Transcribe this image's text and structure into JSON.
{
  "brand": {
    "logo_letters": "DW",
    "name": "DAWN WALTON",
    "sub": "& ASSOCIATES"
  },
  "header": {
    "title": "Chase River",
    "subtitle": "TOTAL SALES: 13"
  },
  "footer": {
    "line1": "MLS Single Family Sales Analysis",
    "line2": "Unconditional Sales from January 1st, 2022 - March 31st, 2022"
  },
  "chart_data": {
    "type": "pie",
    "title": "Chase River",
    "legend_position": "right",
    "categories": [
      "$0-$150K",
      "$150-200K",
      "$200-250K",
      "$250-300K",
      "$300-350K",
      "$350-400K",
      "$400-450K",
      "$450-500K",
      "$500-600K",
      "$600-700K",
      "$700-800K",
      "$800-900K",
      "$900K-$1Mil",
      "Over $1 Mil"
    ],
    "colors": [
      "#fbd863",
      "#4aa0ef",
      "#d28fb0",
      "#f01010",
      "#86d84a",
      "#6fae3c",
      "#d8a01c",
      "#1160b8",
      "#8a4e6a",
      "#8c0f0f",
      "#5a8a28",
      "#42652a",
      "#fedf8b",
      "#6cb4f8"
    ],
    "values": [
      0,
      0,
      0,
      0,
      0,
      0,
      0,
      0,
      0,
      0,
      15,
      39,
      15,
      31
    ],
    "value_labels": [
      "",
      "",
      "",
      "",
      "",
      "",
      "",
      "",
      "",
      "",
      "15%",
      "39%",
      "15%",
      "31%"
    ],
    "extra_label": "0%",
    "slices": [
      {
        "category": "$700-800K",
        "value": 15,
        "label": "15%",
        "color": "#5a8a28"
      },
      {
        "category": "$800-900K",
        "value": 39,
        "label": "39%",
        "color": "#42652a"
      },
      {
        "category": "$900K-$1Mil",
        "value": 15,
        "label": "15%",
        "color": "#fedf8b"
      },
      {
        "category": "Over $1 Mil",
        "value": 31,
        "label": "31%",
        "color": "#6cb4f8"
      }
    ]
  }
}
^^^^^^^^^^^^^^^^
The whole listing above needs to be written out again exactly.

Transcribe this image's text and structure into JSON.
{
  "brand": {
    "logo_letters": "DW",
    "name": "DAWN WALTON",
    "sub": "& ASSOCIATES"
  },
  "header": {
    "title": "Chase River",
    "subtitle": "TOTAL SALES: 13"
  },
  "footer": {
    "line1": "MLS Single Family Sales Analysis",
    "line2": "Unconditional Sales from January 1st, 2022 - March 31st, 2022"
  },
  "chart_data": {
    "type": "pie",
    "title": "Chase River",
    "legend_position": "right",
    "categories": [
      "$0-$150K",
      "$150-200K",
      "$200-250K",
      "$250-300K",
      "$300-350K",
      "$350-400K",
      "$400-450K",
      "$450-500K",
      "$500-600K",
      "$600-700K",
      "$700-800K",
      "$800-900K",
      "$900K-$1Mil",
      "Over $1 Mil"
    ],
    "colors": [
      "#fbd863",
      "#4aa0ef",
      "#d28fb0",
      "#f01010",
      "#86d84a",
      "#6fae3c",
      "#d8a01c",
      "#1160b8",
      "#8a4e6a",
      "#8c0f0f",
      "#5a8a28",
      "#42652a",
      "#fedf8b",
      "#6cb4f8"
    ],
    "values": [
      0,
      0,
      0,
      0,
      0,
      0,
      0,
      0,
      0,
      0,
      15,
      39,
      15,
      31
    ],
    "value_labels": [
      "",
      "",
      "",
      "",
      "",
      "",
      "",
      "",
      "",
      "",
      "15%",
      "39%",
      "15%",
      "31%"
    ],
    "extra_label": "0%",
    "slices": [
      {
        "category": "$700-800K",
        "value": 15,
        "label": "15%",
        "color": "#5a8a28"
      },
      {
        "category": "$800-900K",
        "value": 39,
        "label": "39%",
        "color": "#42652a"
      },
      {
        "category": "$900K-$1Mil",
        "value": 15,
        "label": "15%",
        "color": "#fedf8b"
      },
      {
        "category": "Over $1 Mil",
        "value": 31,
        "label": "31%",
        "color": "#6cb4f8"
      }
    ]
  }
}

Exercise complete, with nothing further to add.